***** SUPPLIED MATERIAL *****
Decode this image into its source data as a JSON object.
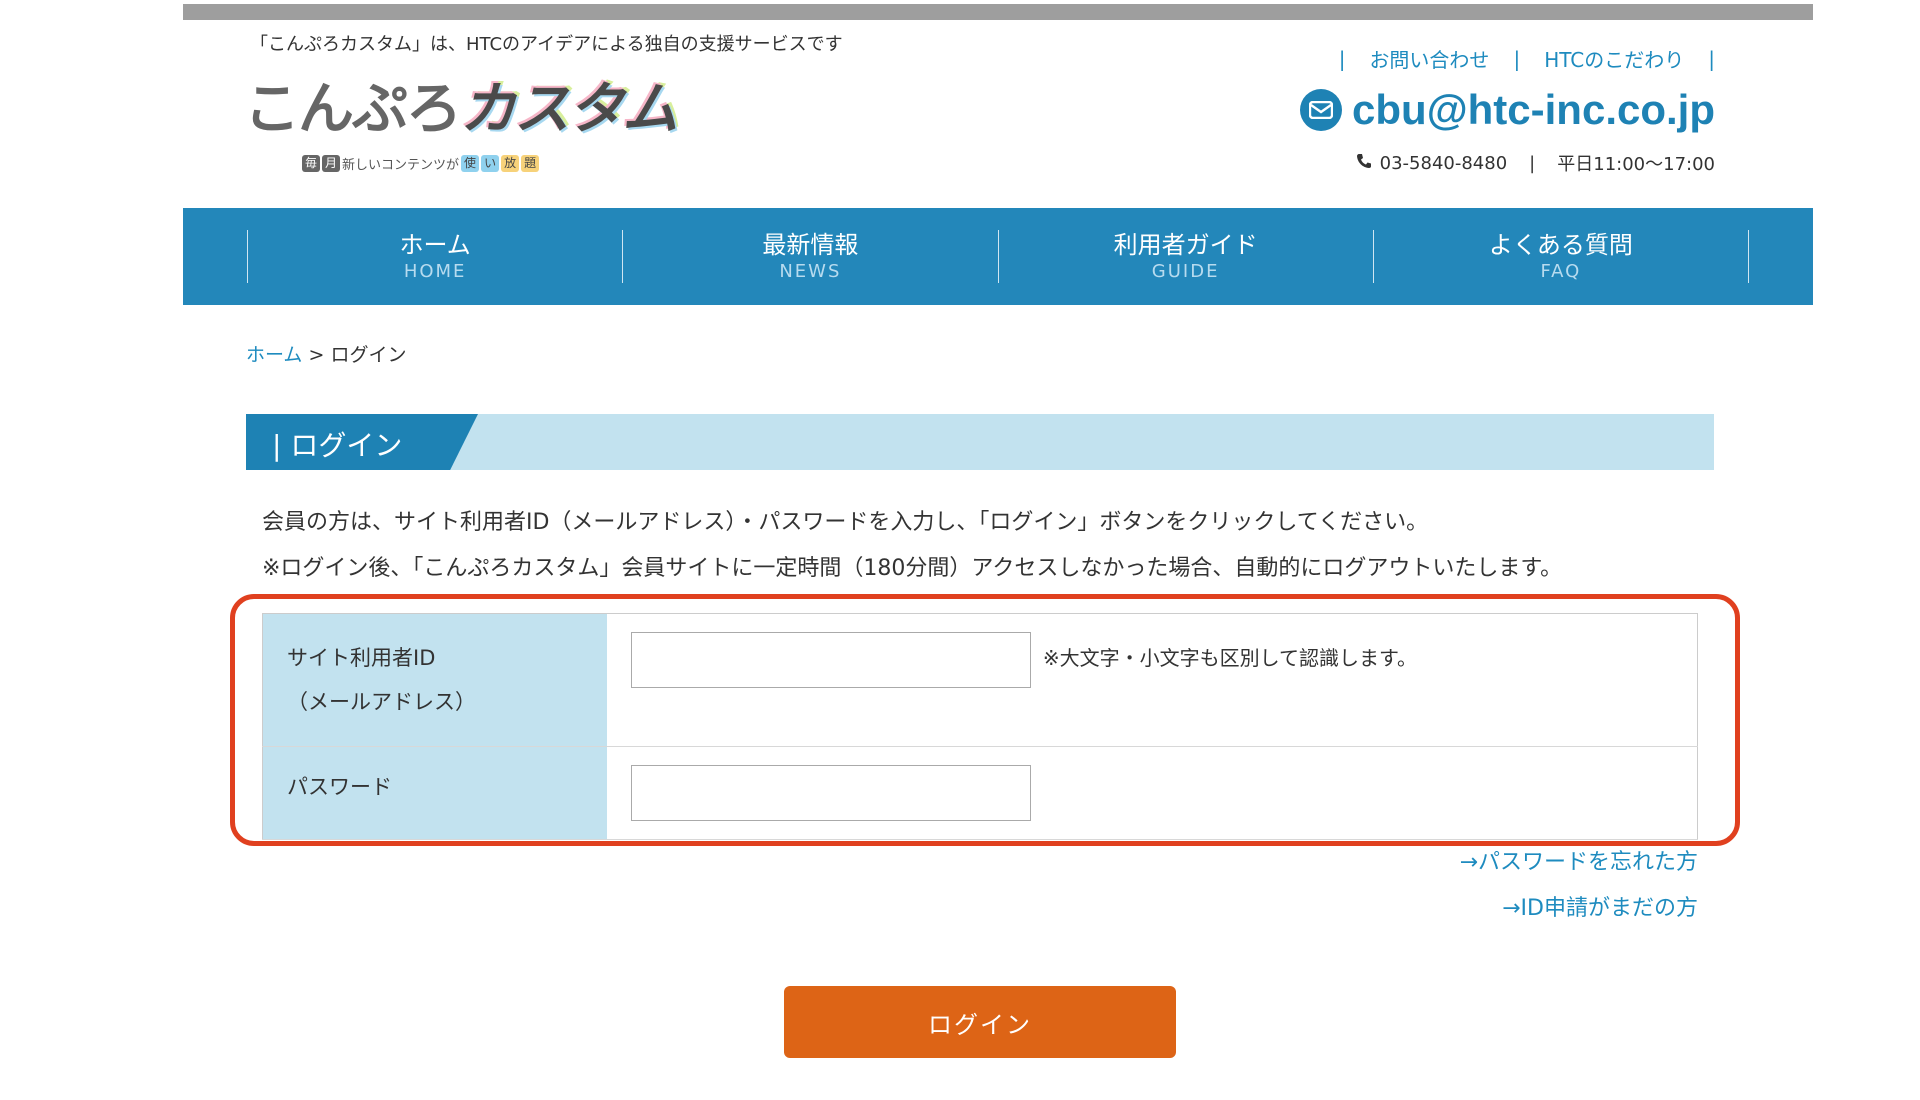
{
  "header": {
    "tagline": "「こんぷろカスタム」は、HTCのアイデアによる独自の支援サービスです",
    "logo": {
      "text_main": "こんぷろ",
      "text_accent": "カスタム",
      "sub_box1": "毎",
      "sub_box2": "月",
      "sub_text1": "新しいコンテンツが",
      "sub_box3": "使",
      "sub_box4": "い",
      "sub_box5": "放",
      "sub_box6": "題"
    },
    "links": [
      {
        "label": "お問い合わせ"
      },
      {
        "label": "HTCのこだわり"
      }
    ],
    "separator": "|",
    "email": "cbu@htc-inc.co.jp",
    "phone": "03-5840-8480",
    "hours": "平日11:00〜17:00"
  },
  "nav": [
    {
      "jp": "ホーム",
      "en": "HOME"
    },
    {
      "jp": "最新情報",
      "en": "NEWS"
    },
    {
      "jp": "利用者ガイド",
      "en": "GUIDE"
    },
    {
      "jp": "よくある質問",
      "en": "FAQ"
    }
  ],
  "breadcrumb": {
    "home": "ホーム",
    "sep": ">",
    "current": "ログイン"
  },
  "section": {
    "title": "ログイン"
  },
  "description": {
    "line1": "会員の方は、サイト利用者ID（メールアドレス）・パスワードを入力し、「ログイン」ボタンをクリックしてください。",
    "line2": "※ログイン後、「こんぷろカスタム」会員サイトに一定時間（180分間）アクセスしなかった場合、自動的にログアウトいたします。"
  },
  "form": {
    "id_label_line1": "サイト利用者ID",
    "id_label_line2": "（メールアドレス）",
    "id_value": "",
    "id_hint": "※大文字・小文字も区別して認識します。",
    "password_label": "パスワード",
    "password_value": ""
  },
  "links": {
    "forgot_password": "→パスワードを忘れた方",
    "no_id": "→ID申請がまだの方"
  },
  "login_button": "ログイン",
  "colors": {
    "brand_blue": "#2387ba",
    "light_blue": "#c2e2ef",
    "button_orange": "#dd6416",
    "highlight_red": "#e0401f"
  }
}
*****
***** SUPPLIED MATERIAL *****
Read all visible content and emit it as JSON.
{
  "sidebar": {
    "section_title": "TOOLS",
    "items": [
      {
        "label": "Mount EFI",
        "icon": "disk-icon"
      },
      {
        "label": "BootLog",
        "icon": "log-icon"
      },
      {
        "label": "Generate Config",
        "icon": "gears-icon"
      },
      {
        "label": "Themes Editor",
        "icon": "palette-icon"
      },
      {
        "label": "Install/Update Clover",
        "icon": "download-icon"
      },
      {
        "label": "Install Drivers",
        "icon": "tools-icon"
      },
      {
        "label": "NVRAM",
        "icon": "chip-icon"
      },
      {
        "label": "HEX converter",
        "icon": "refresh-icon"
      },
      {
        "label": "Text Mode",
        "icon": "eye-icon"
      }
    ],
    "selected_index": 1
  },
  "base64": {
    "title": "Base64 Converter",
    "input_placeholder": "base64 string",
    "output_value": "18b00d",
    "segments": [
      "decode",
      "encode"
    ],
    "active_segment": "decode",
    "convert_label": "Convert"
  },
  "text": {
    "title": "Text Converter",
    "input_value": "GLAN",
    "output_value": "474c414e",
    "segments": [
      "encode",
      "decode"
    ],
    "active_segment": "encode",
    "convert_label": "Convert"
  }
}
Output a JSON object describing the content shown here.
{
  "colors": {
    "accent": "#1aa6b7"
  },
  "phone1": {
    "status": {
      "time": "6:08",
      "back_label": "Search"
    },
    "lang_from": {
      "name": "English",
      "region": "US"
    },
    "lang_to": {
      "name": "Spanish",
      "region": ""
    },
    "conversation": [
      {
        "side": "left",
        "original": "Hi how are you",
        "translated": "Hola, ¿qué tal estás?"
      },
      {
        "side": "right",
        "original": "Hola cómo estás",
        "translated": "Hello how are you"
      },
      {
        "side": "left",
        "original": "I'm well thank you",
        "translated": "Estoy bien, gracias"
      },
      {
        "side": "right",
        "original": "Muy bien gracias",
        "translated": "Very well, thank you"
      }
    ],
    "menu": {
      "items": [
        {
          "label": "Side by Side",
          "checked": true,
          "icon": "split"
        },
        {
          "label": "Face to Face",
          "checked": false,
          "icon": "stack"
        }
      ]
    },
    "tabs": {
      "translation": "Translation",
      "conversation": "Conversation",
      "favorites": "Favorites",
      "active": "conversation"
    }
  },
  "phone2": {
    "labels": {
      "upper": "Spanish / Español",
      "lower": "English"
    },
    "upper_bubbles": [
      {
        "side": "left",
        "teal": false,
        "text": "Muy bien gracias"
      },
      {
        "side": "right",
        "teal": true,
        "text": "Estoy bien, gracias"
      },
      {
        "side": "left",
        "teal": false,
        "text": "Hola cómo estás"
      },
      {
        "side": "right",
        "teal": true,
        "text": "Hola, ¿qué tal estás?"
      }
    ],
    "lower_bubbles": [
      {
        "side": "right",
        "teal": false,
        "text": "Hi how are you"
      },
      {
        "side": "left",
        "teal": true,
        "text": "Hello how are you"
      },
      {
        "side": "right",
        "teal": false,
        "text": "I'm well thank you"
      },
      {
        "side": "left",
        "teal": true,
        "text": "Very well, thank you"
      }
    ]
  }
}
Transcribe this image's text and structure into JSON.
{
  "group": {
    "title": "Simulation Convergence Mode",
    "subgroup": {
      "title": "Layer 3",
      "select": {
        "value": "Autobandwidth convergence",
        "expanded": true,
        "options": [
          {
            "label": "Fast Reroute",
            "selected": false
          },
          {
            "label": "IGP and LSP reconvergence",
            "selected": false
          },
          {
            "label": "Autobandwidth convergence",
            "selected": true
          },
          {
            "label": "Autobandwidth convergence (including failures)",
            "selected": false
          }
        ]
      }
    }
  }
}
*****
--- STATED GOAL ---
Among the lines above, how many contain the string "content"? State the number alone.

--- CORRECT ANSWER ---
2